[Exercise prompt]: Keep the images out and copy every entry below exactly.

● ● ● ● ●

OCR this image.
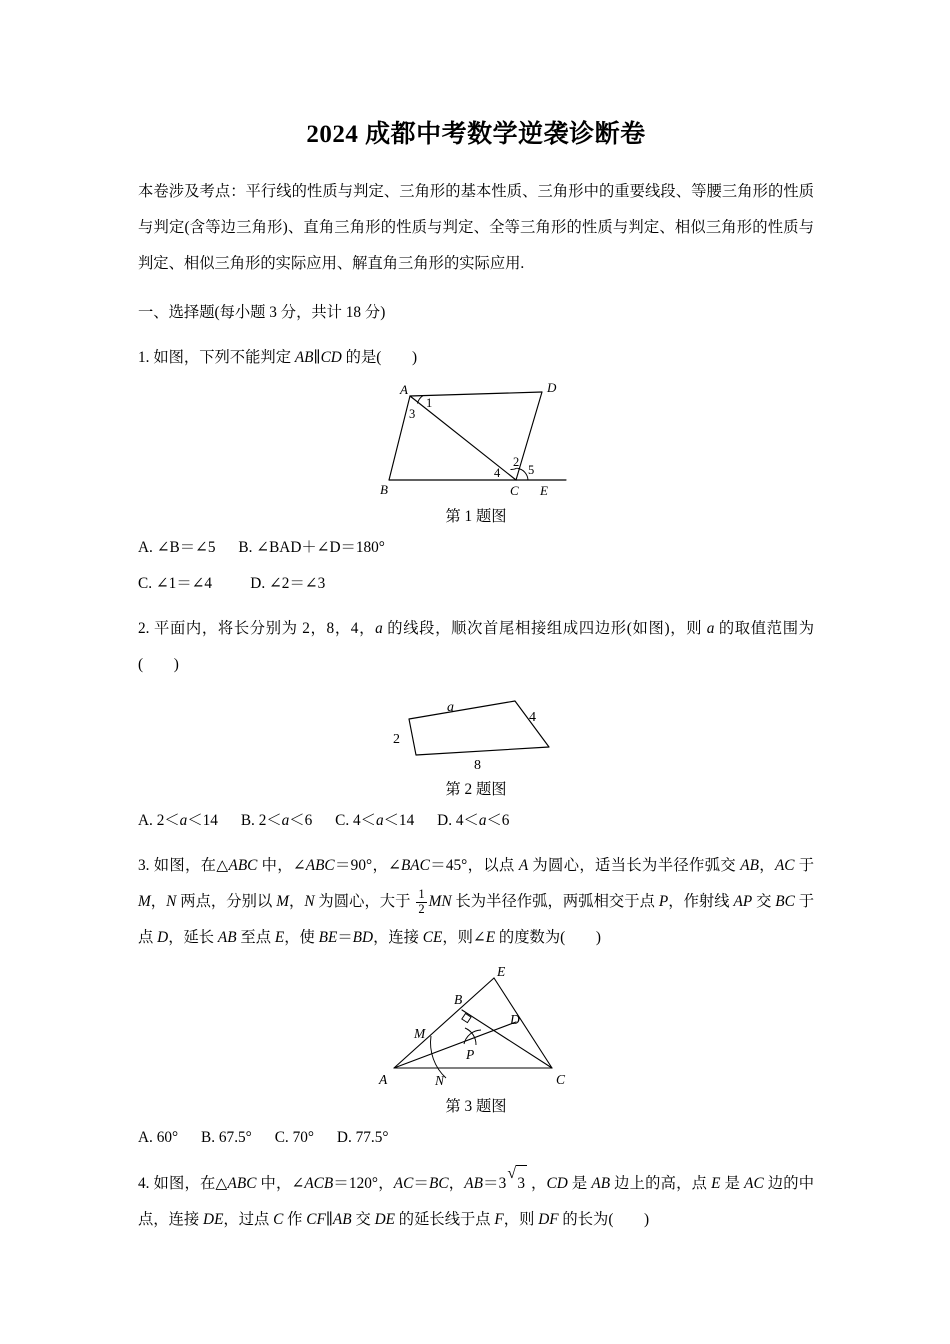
2024 成都中考数学逆袭诊断卷

本卷涉及考点：平行线的性质与判定、三角形的基本性质、三角形中的重要线段、等腰三角形的性质与判定(含等边三角形)、直角三角形的性质与判定、全等三角形的性质与判定、相似三角形的性质与判定、相似三角形的实际应用、解直角三角形的实际应用.

一、选择题(每小题 3 分，共计 18 分)

1. 如图，下列不能判定 AB∥CD 的是(　　)

A	D
B	C E
1
3
2
4 5

第 1 题图

A. ∠B＝∠5 B. ∠BAD＋∠D＝180°

C. ∠1＝∠4 D. ∠2＝∠3

2. 平面内，将长分别为 2，8，4，a 的线段，顺次首尾相接组成四边形(如图)，则 a 的取值范围为(　　)

a
4
8
2

第 2 题图

A. 2＜a＜14 B. 2＜a＜6 C. 4＜a＜14 D. 4＜a＜6

3. 如图，在△ABC 中，∠ABC＝90°，∠BAC＝45°，以点 A 为圆心，适当长为半径作弧交 AB，AC 于 M，N 两点，分别以 M，N 为圆心，大于 $\frac{1}{2}$ MN 长为半径作弧，两弧相交于点 P，作射线 AP 交 BC 于点 D，延长 AB 至点 E，使 BE＝BD，连接 CE，则∠E 的度数为(　　)

A	C
B
E
D
M
N
P

第 3 题图

A. 60° B. 67.5° C. 70° D. 77.5°

4. 如图，在△ABC 中，∠ACB＝120°，AC＝BC，AB＝3
√
3 ，CD 是 AB 边上的高，点 E 是 AC 边的中点，连接 DE，过点 C 作 CF∥AB 交 DE 的延长线于点 F，则 DF 的长为(　　)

● ● ● ● ●

[Task result]:
OCR this image.
2024 成都中考数学逆袭诊断卷

本卷涉及考点：平行线的性质与判定、三角形的基本性质、三角形中的重要线段、等腰三角形的性质与判定(含等边三角形)、直角三角形的性质与判定、全等三角形的性质与判定、相似三角形的性质与判定、相似三角形的实际应用、解直角三角形的实际应用.

一、选择题(每小题 3 分，共计 18 分)

1. 如图，下列不能判定 AB∥CD 的是(　　)

A	D
B	C E
1
3
2
4 5

第 1 题图

A. ∠B＝∠5 B. ∠BAD＋∠D＝180°

C. ∠1＝∠4 D. ∠2＝∠3

2. 平面内，将长分别为 2，8，4，a 的线段，顺次首尾相接组成四边形(如图)，则 a 的取值范围为(　　)

a
4
8
2

第 2 题图

A. 2＜a＜14 B. 2＜a＜6 C. 4＜a＜14 D. 4＜a＜6

3. 如图，在△ABC 中，∠ABC＝90°，∠BAC＝45°，以点 A 为圆心，适当长为半径作弧交 AB，AC 于 M，N 两点，分别以 M，N 为圆心，大于 $\frac{1}{2}$ MN 长为半径作弧，两弧相交于点 P，作射线 AP 交 BC 于点 D，延长 AB 至点 E，使 BE＝BD，连接 CE，则∠E 的度数为(　　)

A	C
B
E
D
M
N
P

第 3 题图

A. 60° B. 67.5° C. 70° D. 77.5°

4. 如图，在△ABC 中，∠ACB＝120°，AC＝BC，AB＝3
√
3 ，CD 是 AB 边上的高，点 E 是 AC 边的中点，连接 DE，过点 C 作 CF∥AB 交 DE 的延长线于点 F，则 DF 的长为(　　)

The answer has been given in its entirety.